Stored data

===

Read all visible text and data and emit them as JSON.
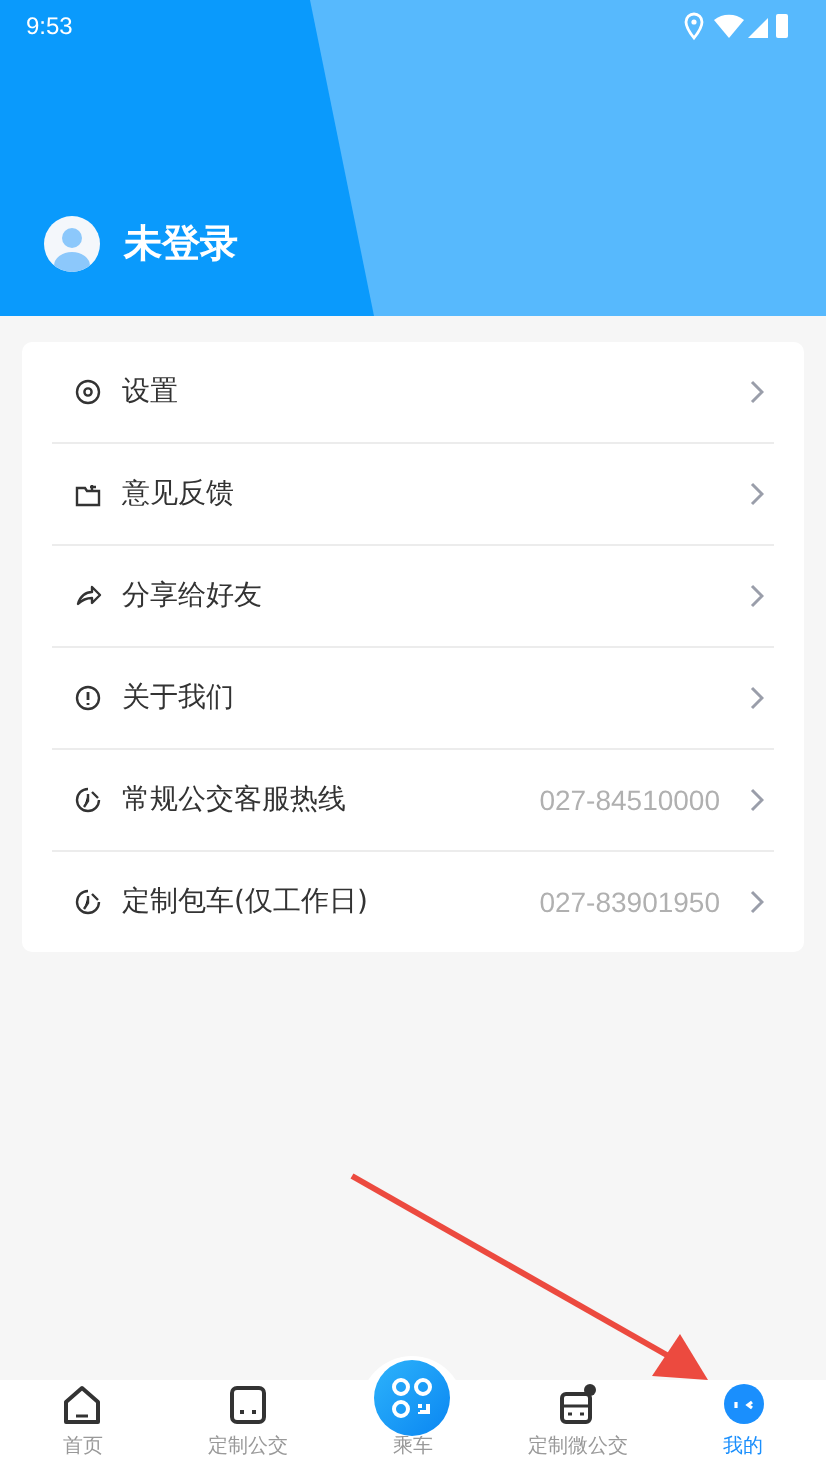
{
  "status_bar": {
    "time": "9:53"
  },
  "profile": {
    "name": "未登录"
  },
  "menu": [
    {
      "kind": "settings",
      "label": "设置"
    },
    {
      "kind": "feedback",
      "label": "意见反馈"
    },
    {
      "kind": "share",
      "label": "分享给好友"
    },
    {
      "kind": "about",
      "label": "关于我们"
    },
    {
      "kind": "hotline",
      "label": "常规公交客服热线",
      "value": "027-84510000"
    },
    {
      "kind": "hotline",
      "label": "定制包车(仅工作日)",
      "value": "027-83901950"
    }
  ],
  "tabs": [
    {
      "kind": "home",
      "label": "首页",
      "selected": false
    },
    {
      "kind": "custom",
      "label": "定制公交",
      "selected": false
    },
    {
      "kind": "ride",
      "label": "乘车",
      "selected": false
    },
    {
      "kind": "micro",
      "label": "定制微公交",
      "selected": false
    },
    {
      "kind": "mine",
      "label": "我的",
      "selected": true
    }
  ]
}
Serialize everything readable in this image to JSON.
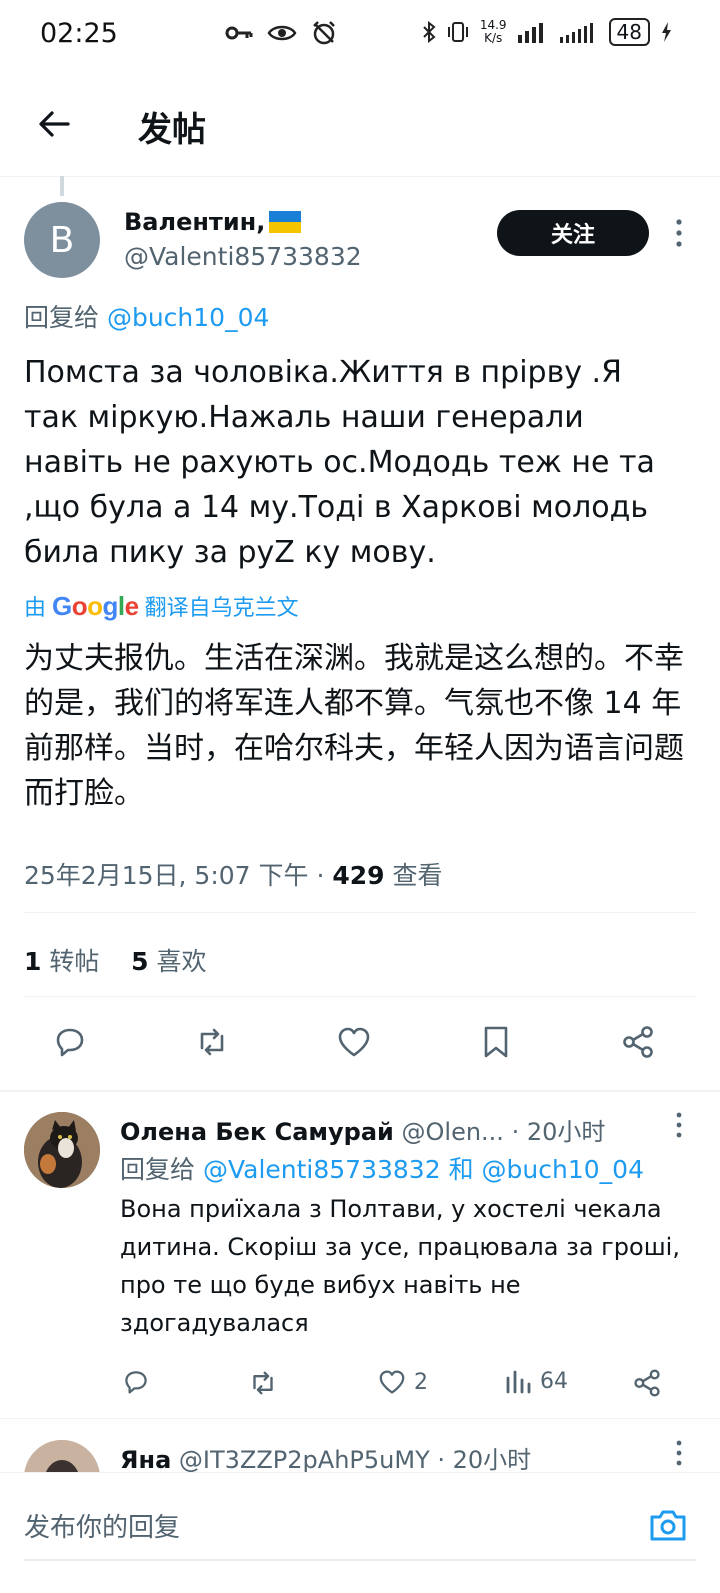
{
  "status_bar": {
    "time": "02:25",
    "net_speed_value": "14.9",
    "net_speed_unit": "K/s",
    "battery": "48"
  },
  "header": {
    "title": "发帖"
  },
  "post": {
    "avatar_letter": "B",
    "author_name": "Валентин,",
    "author_handle": "@Valenti85733832",
    "follow_label": "关注",
    "reply_to_prefix": "回复给",
    "reply_to_handle": "@buch10_04",
    "text": "Помста за чоловіка.Життя в прірву .Я так міркую.Нажаль наши генерали навіть не рахують ос.Мододь теж не та ,що була а 14 му.Тоді  в Харкові молодь била пику за руZ ку мову.",
    "translate_by": "由",
    "translate_google": "Google",
    "translate_from": "翻译自乌克兰文",
    "translated_text": "为丈夫报仇。生活在深渊。我就是这么想的。不幸的是，我们的将军连人都不算。气氛也不像 14 年前那样。当时，在哈尔科夫，年轻人因为语言问题而打脸。",
    "datetime": "25年2月15日, 5:07 下午 · ",
    "views_count": "429",
    "views_label": " 查看",
    "reposts_count": "1",
    "reposts_label": "转帖",
    "likes_count": "5",
    "likes_label": "喜欢"
  },
  "reply1": {
    "name": "Олена Бек Самурай",
    "handle": "@Olen...",
    "time": " · 20小时",
    "reply_prefix": "回复给",
    "reply_handle_1": "@Valenti85733832",
    "reply_and": "和",
    "reply_handle_2": "@buch10_04",
    "text": "Вона приїхала  з Полтави, у хостелі чекала дитина. Скоріш за усе, працювала  за гроші, про те що буде вибух навіть не здогадувалася",
    "likes": "2",
    "views": "64"
  },
  "reply2": {
    "name": "Яна",
    "handle": "@IT3ZZP2pAhP5uMY",
    "time": " · 20小时"
  },
  "composer": {
    "placeholder": "发布你的回复"
  },
  "colors": {
    "link": "#1d9bf0",
    "secondary": "#536471",
    "primary": "#0f1419"
  },
  "icons": [
    "back-arrow-icon",
    "more-vert-icon",
    "reply-icon",
    "repost-icon",
    "like-icon",
    "bookmark-icon",
    "share-icon",
    "views-icon",
    "camera-icon",
    "ukraine-flag-icon"
  ]
}
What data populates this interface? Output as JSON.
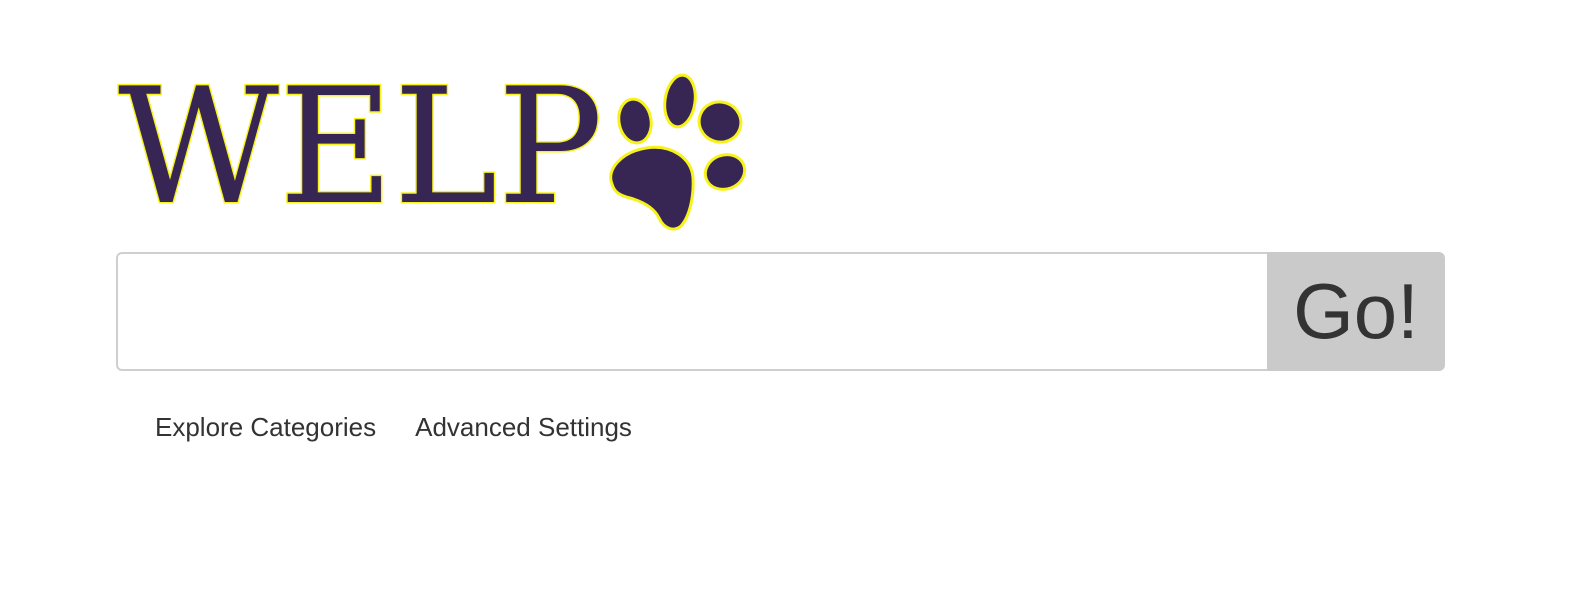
{
  "logo": {
    "text": "WELP",
    "fill_color": "#372553",
    "outline_color": "#f7f31a",
    "icon": "paw-print-icon"
  },
  "search": {
    "value": "",
    "placeholder": "",
    "button_label": "Go!"
  },
  "links": {
    "explore": "Explore Categories",
    "advanced": "Advanced Settings"
  },
  "colors": {
    "button_bg": "#cacaca",
    "text": "#333333",
    "input_border": "#cfcfcf"
  }
}
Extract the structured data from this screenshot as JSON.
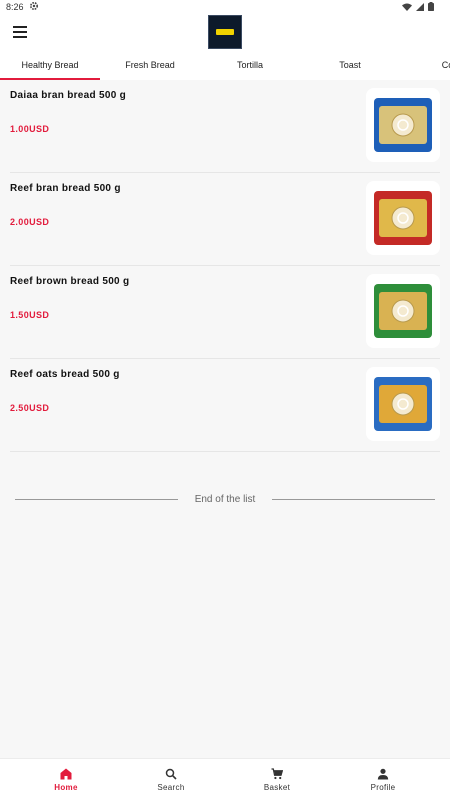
{
  "status_bar": {
    "time": "8:26"
  },
  "tabs": [
    {
      "label": "Healthy Bread",
      "active": true
    },
    {
      "label": "Fresh Bread",
      "active": false
    },
    {
      "label": "Tortilla",
      "active": false
    },
    {
      "label": "Toast",
      "active": false
    },
    {
      "label": "Coo",
      "active": false
    }
  ],
  "products": [
    {
      "name": "Daiaa bran bread 500 g",
      "price": "1.00USD",
      "pack_color": "#1e5fb8",
      "label_color": "#d8c27a"
    },
    {
      "name": "Reef bran bread 500 g",
      "price": "2.00USD",
      "pack_color": "#c42a26",
      "label_color": "#e0b84a"
    },
    {
      "name": "Reef brown bread 500 g",
      "price": "1.50USD",
      "pack_color": "#2e8e3a",
      "label_color": "#d9b252"
    },
    {
      "name": "Reef oats bread 500 g",
      "price": "2.50USD",
      "pack_color": "#2a6cc2",
      "label_color": "#e0a838"
    }
  ],
  "end_of_list": "End of the list",
  "bottom_nav": [
    {
      "label": "Home",
      "icon": "home-icon",
      "active": true
    },
    {
      "label": "Search",
      "icon": "search-icon",
      "active": false
    },
    {
      "label": "Basket",
      "icon": "cart-icon",
      "active": false
    },
    {
      "label": "Profile",
      "icon": "person-icon",
      "active": false
    }
  ],
  "colors": {
    "accent": "#e21b3c",
    "logo_bg": "#0d1a2b",
    "logo_mark": "#f1d200"
  }
}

===

# Required work
Transcribe all entries above exactly. Drop the pictures.

# Answer to the exercise
Read all visible text and data and emit them as JSON.
{
  "status_bar": {
    "time": "9:53"
  },
  "profile": {
    "name": "未登录"
  },
  "menu": [
    {
      "kind": "settings",
      "label": "设置"
    },
    {
      "kind": "feedback",
      "label": "意见反馈"
    },
    {
      "kind": "share",
      "label": "分享给好友"
    },
    {
      "kind": "about",
      "label": "关于我们"
    },
    {
      "kind": "hotline",
      "label": "常规公交客服热线",
      "value": "027-84510000"
    },
    {
      "kind": "hotline",
      "label": "定制包车(仅工作日)",
      "value": "027-83901950"
    }
  ],
  "tabs": [
    {
      "kind": "home",
      "label": "首页",
      "selected": false
    },
    {
      "kind": "custom",
      "label": "定制公交",
      "selected": false
    },
    {
      "kind": "ride",
      "label": "乘车",
      "selected": false
    },
    {
      "kind": "micro",
      "label": "定制微公交",
      "selected": false
    },
    {
      "kind": "mine",
      "label": "我的",
      "selected": true
    }
  ]
}
Serialize everything readable in this image to JSON.
{
  "status_bar": {
    "time": "02:25",
    "net_speed_value": "14.9",
    "net_speed_unit": "K/s",
    "battery": "48"
  },
  "header": {
    "title": "发帖"
  },
  "post": {
    "avatar_letter": "B",
    "author_name": "Валентин,",
    "author_handle": "@Valenti85733832",
    "follow_label": "关注",
    "reply_to_prefix": "回复给",
    "reply_to_handle": "@buch10_04",
    "text": "Помста за чоловіка.Життя в прірву .Я так міркую.Нажаль наши генерали навіть не рахують ос.Мододь теж не та ,що була а 14 му.Тоді  в Харкові молодь била пику за руZ ку мову.",
    "translate_by": "由",
    "translate_google": "Google",
    "translate_from": "翻译自乌克兰文",
    "translated_text": "为丈夫报仇。生活在深渊。我就是这么想的。不幸的是，我们的将军连人都不算。气氛也不像 14 年前那样。当时，在哈尔科夫，年轻人因为语言问题而打脸。",
    "datetime": "25年2月15日, 5:07 下午 · ",
    "views_count": "429",
    "views_label": " 查看",
    "reposts_count": "1",
    "reposts_label": "转帖",
    "likes_count": "5",
    "likes_label": "喜欢"
  },
  "reply1": {
    "name": "Олена Бек Самурай",
    "handle": "@Olen...",
    "time": " · 20小时",
    "reply_prefix": "回复给",
    "reply_handle_1": "@Valenti85733832",
    "reply_and": "和",
    "reply_handle_2": "@buch10_04",
    "text": "Вона приїхала  з Полтави, у хостелі чекала дитина. Скоріш за усе, працювала  за гроші, про те що буде вибух навіть не здогадувалася",
    "likes": "2",
    "views": "64"
  },
  "reply2": {
    "name": "Яна",
    "handle": "@IT3ZZP2pAhP5uMY",
    "time": " · 20小时"
  },
  "composer": {
    "placeholder": "发布你的回复"
  },
  "colors": {
    "link": "#1d9bf0",
    "secondary": "#536471",
    "primary": "#0f1419"
  },
  "icons": [
    "back-arrow-icon",
    "more-vert-icon",
    "reply-icon",
    "repost-icon",
    "like-icon",
    "bookmark-icon",
    "share-icon",
    "views-icon",
    "camera-icon",
    "ukraine-flag-icon"
  ]
}
What data populates this interface? Output as JSON.
{
  "logo": {
    "text": "WELP",
    "fill_color": "#372553",
    "outline_color": "#f7f31a",
    "icon": "paw-print-icon"
  },
  "search": {
    "value": "",
    "placeholder": "",
    "button_label": "Go!"
  },
  "links": {
    "explore": "Explore Categories",
    "advanced": "Advanced Settings"
  },
  "colors": {
    "button_bg": "#cacaca",
    "text": "#333333",
    "input_border": "#cfcfcf"
  }
}
Extract the structured data from this screenshot as JSON.
{
  "status_bar": {
    "time": "8:26"
  },
  "tabs": [
    {
      "label": "Healthy Bread",
      "active": true
    },
    {
      "label": "Fresh Bread",
      "active": false
    },
    {
      "label": "Tortilla",
      "active": false
    },
    {
      "label": "Toast",
      "active": false
    },
    {
      "label": "Coo",
      "active": false
    }
  ],
  "products": [
    {
      "name": "Daiaa bran bread 500 g",
      "price": "1.00USD",
      "pack_color": "#1e5fb8",
      "label_color": "#d8c27a"
    },
    {
      "name": "Reef bran bread 500 g",
      "price": "2.00USD",
      "pack_color": "#c42a26",
      "label_color": "#e0b84a"
    },
    {
      "name": "Reef brown bread 500 g",
      "price": "1.50USD",
      "pack_color": "#2e8e3a",
      "label_color": "#d9b252"
    },
    {
      "name": "Reef oats bread 500 g",
      "price": "2.50USD",
      "pack_color": "#2a6cc2",
      "label_color": "#e0a838"
    }
  ],
  "end_of_list": "End of the list",
  "bottom_nav": [
    {
      "label": "Home",
      "icon": "home-icon",
      "active": true
    },
    {
      "label": "Search",
      "icon": "search-icon",
      "active": false
    },
    {
      "label": "Basket",
      "icon": "cart-icon",
      "active": false
    },
    {
      "label": "Profile",
      "icon": "person-icon",
      "active": false
    }
  ],
  "colors": {
    "accent": "#e21b3c",
    "logo_bg": "#0d1a2b",
    "logo_mark": "#f1d200"
  }
}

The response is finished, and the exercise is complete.